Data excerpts

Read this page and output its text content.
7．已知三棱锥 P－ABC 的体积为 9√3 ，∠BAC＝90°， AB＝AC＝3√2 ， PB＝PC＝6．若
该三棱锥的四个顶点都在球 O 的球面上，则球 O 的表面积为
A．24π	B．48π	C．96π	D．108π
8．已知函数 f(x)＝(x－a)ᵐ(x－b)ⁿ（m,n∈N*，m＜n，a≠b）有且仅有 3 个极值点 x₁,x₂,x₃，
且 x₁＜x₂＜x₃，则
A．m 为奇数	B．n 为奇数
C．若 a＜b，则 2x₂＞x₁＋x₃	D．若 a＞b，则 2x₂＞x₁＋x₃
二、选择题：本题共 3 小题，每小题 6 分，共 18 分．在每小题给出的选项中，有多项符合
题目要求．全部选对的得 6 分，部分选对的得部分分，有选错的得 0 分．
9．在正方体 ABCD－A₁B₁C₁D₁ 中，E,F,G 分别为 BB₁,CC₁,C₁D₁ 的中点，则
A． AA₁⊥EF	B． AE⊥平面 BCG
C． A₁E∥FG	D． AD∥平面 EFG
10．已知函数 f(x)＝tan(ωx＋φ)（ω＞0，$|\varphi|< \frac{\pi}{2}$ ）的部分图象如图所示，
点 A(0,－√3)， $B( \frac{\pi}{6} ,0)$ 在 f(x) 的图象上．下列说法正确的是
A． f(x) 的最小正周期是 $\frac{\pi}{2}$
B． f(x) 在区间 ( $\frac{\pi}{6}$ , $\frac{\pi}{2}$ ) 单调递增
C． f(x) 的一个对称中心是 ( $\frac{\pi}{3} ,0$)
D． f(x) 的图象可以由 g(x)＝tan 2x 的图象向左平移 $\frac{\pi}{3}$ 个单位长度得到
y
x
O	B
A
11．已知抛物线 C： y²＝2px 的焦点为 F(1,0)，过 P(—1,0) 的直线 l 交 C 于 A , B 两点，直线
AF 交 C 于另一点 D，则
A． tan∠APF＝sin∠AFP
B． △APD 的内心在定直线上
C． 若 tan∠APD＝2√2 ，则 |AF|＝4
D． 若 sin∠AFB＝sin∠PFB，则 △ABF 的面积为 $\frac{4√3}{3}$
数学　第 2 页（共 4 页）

• [What to work on]: Retype every record above exactly as written.

• [Result]:
Read this page and output its text content.
7．已知三棱锥 P－ABC 的体积为 9√3 ，∠BAC＝90°， AB＝AC＝3√2 ， PB＝PC＝6．若
该三棱锥的四个顶点都在球 O 的球面上，则球 O 的表面积为
A．24π	B．48π	C．96π	D．108π
8．已知函数 f(x)＝(x－a)ᵐ(x－b)ⁿ（m,n∈N*，m＜n，a≠b）有且仅有 3 个极值点 x₁,x₂,x₃，
且 x₁＜x₂＜x₃，则
A．m 为奇数	B．n 为奇数
C．若 a＜b，则 2x₂＞x₁＋x₃	D．若 a＞b，则 2x₂＞x₁＋x₃
二、选择题：本题共 3 小题，每小题 6 分，共 18 分．在每小题给出的选项中，有多项符合
题目要求．全部选对的得 6 分，部分选对的得部分分，有选错的得 0 分．
9．在正方体 ABCD－A₁B₁C₁D₁ 中，E,F,G 分别为 BB₁,CC₁,C₁D₁ 的中点，则
A． AA₁⊥EF	B． AE⊥平面 BCG
C． A₁E∥FG	D． AD∥平面 EFG
10．已知函数 f(x)＝tan(ωx＋φ)（ω＞0，$|\varphi|< \frac{\pi}{2}$ ）的部分图象如图所示，
点 A(0,－√3)， $B( \frac{\pi}{6} ,0)$ 在 f(x) 的图象上．下列说法正确的是
A． f(x) 的最小正周期是 $\frac{\pi}{2}$
B． f(x) 在区间 ( $\frac{\pi}{6}$ , $\frac{\pi}{2}$ ) 单调递增
C． f(x) 的一个对称中心是 ( $\frac{\pi}{3} ,0$)
D． f(x) 的图象可以由 g(x)＝tan 2x 的图象向左平移 $\frac{\pi}{3}$ 个单位长度得到
y
x
O	B
A
11．已知抛物线 C： y²＝2px 的焦点为 F(1,0)，过 P(—1,0) 的直线 l 交 C 于 A , B 两点，直线
AF 交 C 于另一点 D，则
A． tan∠APF＝sin∠AFP
B． △APD 的内心在定直线上
C． 若 tan∠APD＝2√2 ，则 |AF|＝4
D． 若 sin∠AFB＝sin∠PFB，则 △ABF 的面积为 $\frac{4√3}{3}$
数学　第 2 页（共 4 页）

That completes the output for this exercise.